== Stated task ==
Reproduce each line of the material exactly, minus any picture.

== Data section ==
■ ■ ■ ■

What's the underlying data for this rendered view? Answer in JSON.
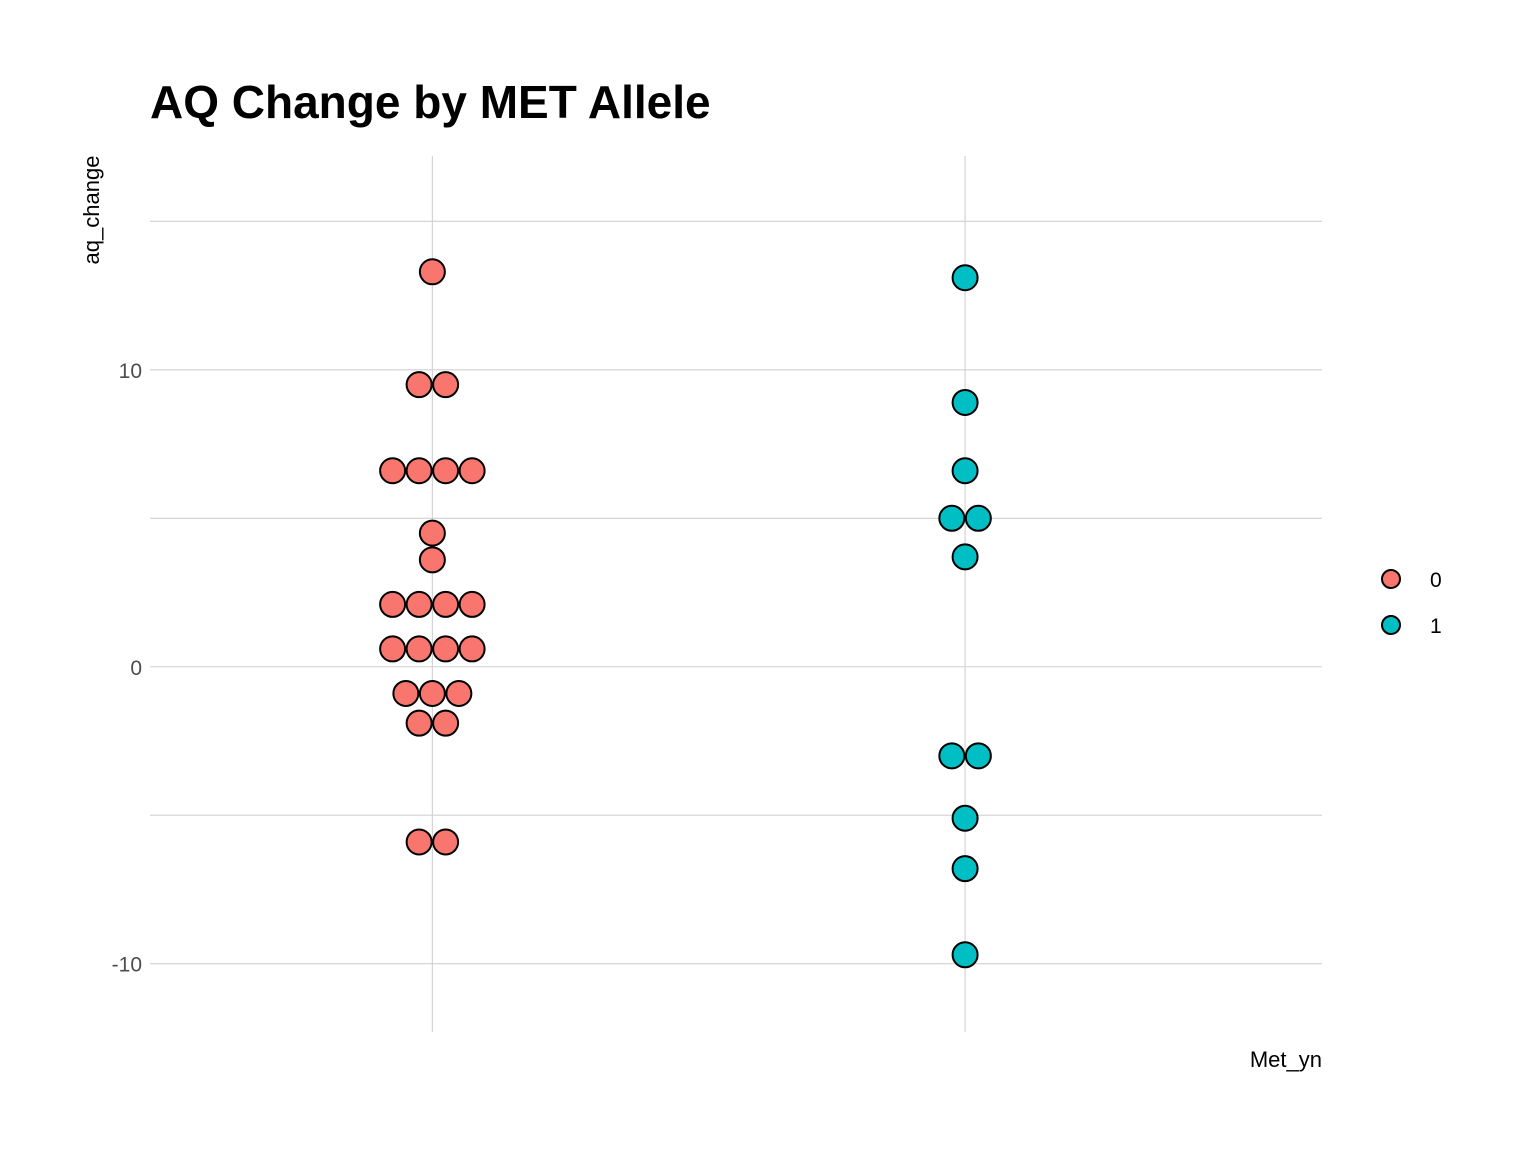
{
  "chart_data": {
    "type": "scatter",
    "subtype": "dotplot",
    "title": "AQ Change by MET Allele",
    "xlabel": "Met_yn",
    "ylabel": "aq_change",
    "categories": [
      "0",
      "1"
    ],
    "show_x_tick_labels": false,
    "yticks": [
      -10,
      0,
      10
    ],
    "ylim": [
      -12.3,
      17.2
    ],
    "grid": true,
    "legend_position": "right",
    "legend": {
      "items": [
        {
          "label": "0",
          "color": "#F8766D"
        },
        {
          "label": "1",
          "color": "#00BFC4"
        }
      ]
    },
    "series": [
      {
        "category": "0",
        "color": "#F8766D",
        "values": [
          13.3,
          9.5,
          9.5,
          6.6,
          6.6,
          6.6,
          6.6,
          4.5,
          3.6,
          2.1,
          2.1,
          2.1,
          2.1,
          0.6,
          0.6,
          0.6,
          0.6,
          -0.9,
          -0.9,
          -0.9,
          -1.9,
          -1.9,
          -5.9,
          -5.9
        ]
      },
      {
        "category": "1",
        "color": "#00BFC4",
        "values": [
          13.1,
          8.9,
          6.6,
          5.0,
          5.0,
          3.7,
          -3.0,
          -3.0,
          -5.1,
          -6.8,
          -9.7
        ]
      }
    ]
  }
}
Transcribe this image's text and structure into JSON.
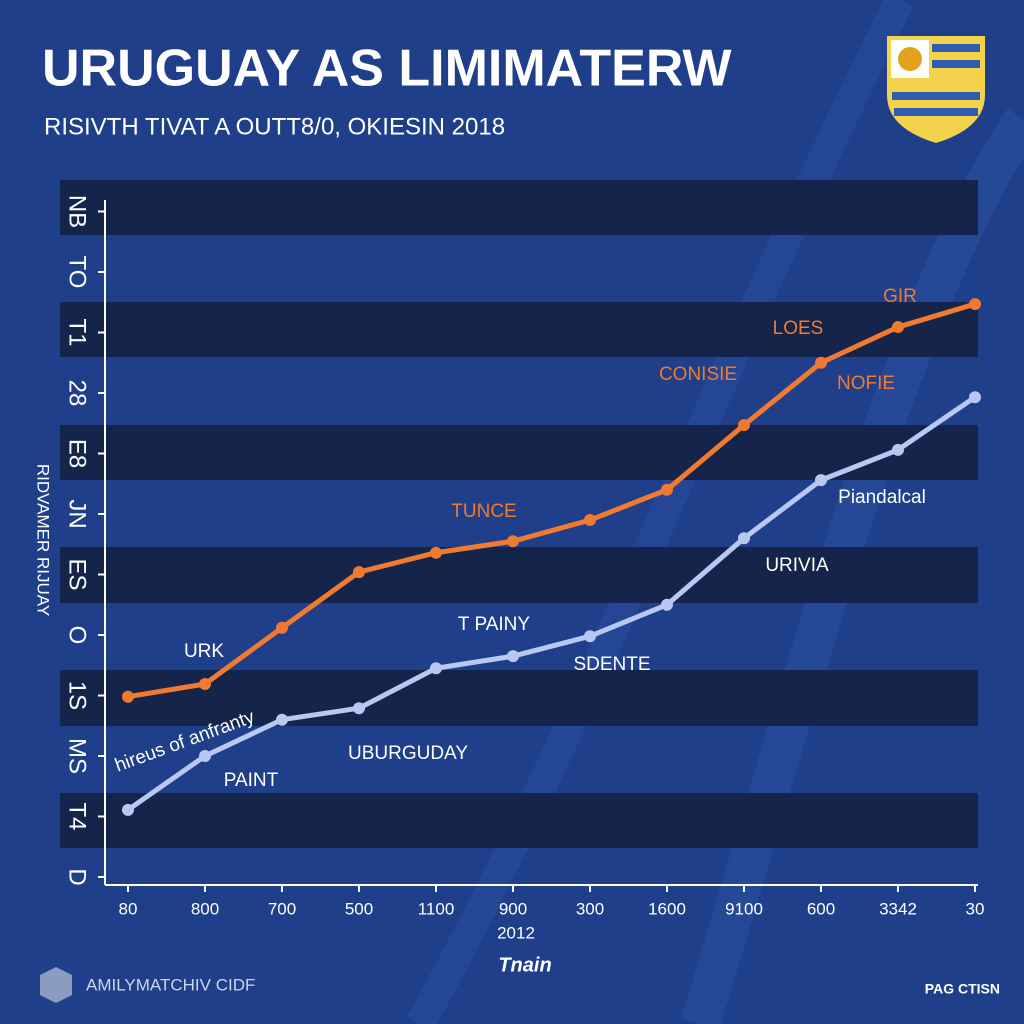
{
  "chart_data": {
    "type": "line",
    "title": "URUGUAY AS LIMIMATERW",
    "subtitle": "RISIVTH TIVAT A OUTT8/0, OKIESIN 2018",
    "y_label": "RIDVAMER RIJUAY",
    "x_sublabel": "2012",
    "x_label": "Tnain",
    "footer": "AMILYMATCHIV CIDF",
    "badge": "PAG CTISN",
    "categories": [
      "80",
      "800",
      "700",
      "500",
      "1100",
      "900",
      "300",
      "1600",
      "9100",
      "600",
      "3342",
      "30"
    ],
    "ylim": [
      0,
      11.2
    ],
    "yticks": [
      {
        "value": 0,
        "label": "D"
      },
      {
        "value": 1,
        "label": "T4"
      },
      {
        "value": 2,
        "label": "MS"
      },
      {
        "value": 3,
        "label": "1S"
      },
      {
        "value": 4,
        "label": "O"
      },
      {
        "value": 5,
        "label": "ES"
      },
      {
        "value": 6,
        "label": "JN"
      },
      {
        "value": 7,
        "label": "E8"
      },
      {
        "value": 8,
        "label": "28"
      },
      {
        "value": 9,
        "label": "T1"
      },
      {
        "value": 10,
        "label": "TO"
      },
      {
        "value": 11,
        "label": "NB"
      }
    ],
    "series": [
      {
        "color": "#f07a30",
        "values": [
          2.98,
          3.19,
          4.12,
          5.04,
          5.36,
          5.55,
          5.9,
          6.4,
          7.47,
          8.5,
          9.09,
          9.47
        ]
      },
      {
        "color": "#b8c8f0",
        "values": [
          1.11,
          2.0,
          2.6,
          2.79,
          3.45,
          3.65,
          3.98,
          4.5,
          5.6,
          6.56,
          7.06,
          7.93
        ]
      }
    ],
    "annotations": [
      "GIR",
      "LOES",
      "CONISIE",
      "NOFIE",
      "TUNCE",
      "Pіandalcal",
      "URIVIA",
      "T PAINY",
      "SDENTE",
      "UBURGUDAY",
      "URK",
      "PAINT",
      "hireus of anfranty"
    ]
  }
}
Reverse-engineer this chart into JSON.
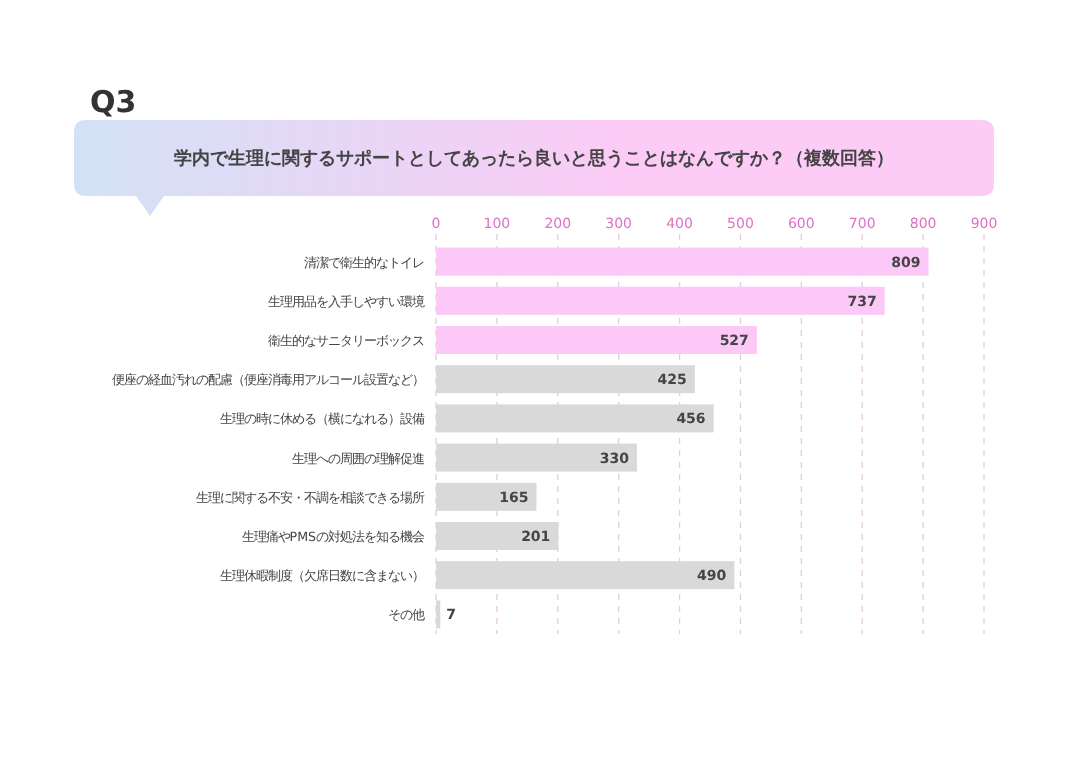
{
  "chart_data": {
    "type": "bar",
    "orientation": "horizontal",
    "title": "Q3",
    "subtitle": "学内で生理に関するサポートとしてあったら良いと思うことはなんですか？（複数回答）",
    "categories": [
      "清潔で衛生的なトイレ",
      "生理用品を入手しやすい環境",
      "衛生的なサニタリーボックス",
      "便座の経血汚れの配慮（便座消毒用アルコール設置など）",
      "生理の時に休める（横になれる）設備",
      "生理への周囲の理解促進",
      "生理に関する不安・不調を相談できる場所",
      "生理痛やPMSの対処法を知る機会",
      "生理休暇制度（欠席日数に含まない）",
      "その他"
    ],
    "values": [
      809,
      737,
      527,
      425,
      456,
      330,
      165,
      201,
      490,
      7
    ],
    "colors": [
      "#fcc8f7",
      "#fcc8f7",
      "#fcc8f7",
      "#d9d9d9",
      "#d9d9d9",
      "#d9d9d9",
      "#d9d9d9",
      "#d9d9d9",
      "#d9d9d9",
      "#d9d9d9"
    ],
    "xlim": [
      0,
      900
    ],
    "xticks": [
      0,
      100,
      200,
      300,
      400,
      500,
      600,
      700,
      800,
      900
    ],
    "grid": "x",
    "data_labels": true
  }
}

■ ■ ■ ■

== Task answer ==
What's the underlying data for this rendered view? Answer in JSON.
{
  "chart_data": {
    "type": "scatter",
    "subtype": "dotplot",
    "title": "AQ Change by MET Allele",
    "xlabel": "Met_yn",
    "ylabel": "aq_change",
    "categories": [
      "0",
      "1"
    ],
    "show_x_tick_labels": false,
    "yticks": [
      -10,
      0,
      10
    ],
    "ylim": [
      -12.3,
      17.2
    ],
    "grid": true,
    "legend_position": "right",
    "legend": {
      "items": [
        {
          "label": "0",
          "color": "#F8766D"
        },
        {
          "label": "1",
          "color": "#00BFC4"
        }
      ]
    },
    "series": [
      {
        "category": "0",
        "color": "#F8766D",
        "values": [
          13.3,
          9.5,
          9.5,
          6.6,
          6.6,
          6.6,
          6.6,
          4.5,
          3.6,
          2.1,
          2.1,
          2.1,
          2.1,
          0.6,
          0.6,
          0.6,
          0.6,
          -0.9,
          -0.9,
          -0.9,
          -1.9,
          -1.9,
          -5.9,
          -5.9
        ]
      },
      {
        "category": "1",
        "color": "#00BFC4",
        "values": [
          13.1,
          8.9,
          6.6,
          5.0,
          5.0,
          3.7,
          -3.0,
          -3.0,
          -5.1,
          -6.8,
          -9.7
        ]
      }
    ]
  }
}
Transcribe this image's text and structure into JSON.
{
  "chart_data": {
    "type": "line",
    "title": "URUGUAY AS LIMIMATERW",
    "subtitle": "RISIVTH TIVAT A OUTT8/0, OKIESIN 2018",
    "y_label": "RIDVAMER RIJUAY",
    "x_sublabel": "2012",
    "x_label": "Tnain",
    "footer": "AMILYMATCHIV CIDF",
    "badge": "PAG CTISN",
    "categories": [
      "80",
      "800",
      "700",
      "500",
      "1100",
      "900",
      "300",
      "1600",
      "9100",
      "600",
      "3342",
      "30"
    ],
    "ylim": [
      0,
      11.2
    ],
    "yticks": [
      {
        "value": 0,
        "label": "D"
      },
      {
        "value": 1,
        "label": "T4"
      },
      {
        "value": 2,
        "label": "MS"
      },
      {
        "value": 3,
        "label": "1S"
      },
      {
        "value": 4,
        "label": "O"
      },
      {
        "value": 5,
        "label": "ES"
      },
      {
        "value": 6,
        "label": "JN"
      },
      {
        "value": 7,
        "label": "E8"
      },
      {
        "value": 8,
        "label": "28"
      },
      {
        "value": 9,
        "label": "T1"
      },
      {
        "value": 10,
        "label": "TO"
      },
      {
        "value": 11,
        "label": "NB"
      }
    ],
    "series": [
      {
        "color": "#f07a30",
        "values": [
          2.98,
          3.19,
          4.12,
          5.04,
          5.36,
          5.55,
          5.9,
          6.4,
          7.47,
          8.5,
          9.09,
          9.47
        ]
      },
      {
        "color": "#b8c8f0",
        "values": [
          1.11,
          2.0,
          2.6,
          2.79,
          3.45,
          3.65,
          3.98,
          4.5,
          5.6,
          6.56,
          7.06,
          7.93
        ]
      }
    ],
    "annotations": [
      "GIR",
      "LOES",
      "CONISIE",
      "NOFIE",
      "TUNCE",
      "Pіandalcal",
      "URIVIA",
      "T PAINY",
      "SDENTE",
      "UBURGUDAY",
      "URK",
      "PAINT",
      "hireus of anfranty"
    ]
  }
}
Reverse-engineer this chart into JSON.
{
  "chart_data": {
    "type": "bar",
    "orientation": "horizontal",
    "title": "Q3",
    "subtitle": "学内で生理に関するサポートとしてあったら良いと思うことはなんですか？（複数回答）",
    "categories": [
      "清潔で衛生的なトイレ",
      "生理用品を入手しやすい環境",
      "衛生的なサニタリーボックス",
      "便座の経血汚れの配慮（便座消毒用アルコール設置など）",
      "生理の時に休める（横になれる）設備",
      "生理への周囲の理解促進",
      "生理に関する不安・不調を相談できる場所",
      "生理痛やPMSの対処法を知る機会",
      "生理休暇制度（欠席日数に含まない）",
      "その他"
    ],
    "values": [
      809,
      737,
      527,
      425,
      456,
      330,
      165,
      201,
      490,
      7
    ],
    "colors": [
      "#fcc8f7",
      "#fcc8f7",
      "#fcc8f7",
      "#d9d9d9",
      "#d9d9d9",
      "#d9d9d9",
      "#d9d9d9",
      "#d9d9d9",
      "#d9d9d9",
      "#d9d9d9"
    ],
    "xlim": [
      0,
      900
    ],
    "xticks": [
      0,
      100,
      200,
      300,
      400,
      500,
      600,
      700,
      800,
      900
    ],
    "grid": "x",
    "data_labels": true
  }
}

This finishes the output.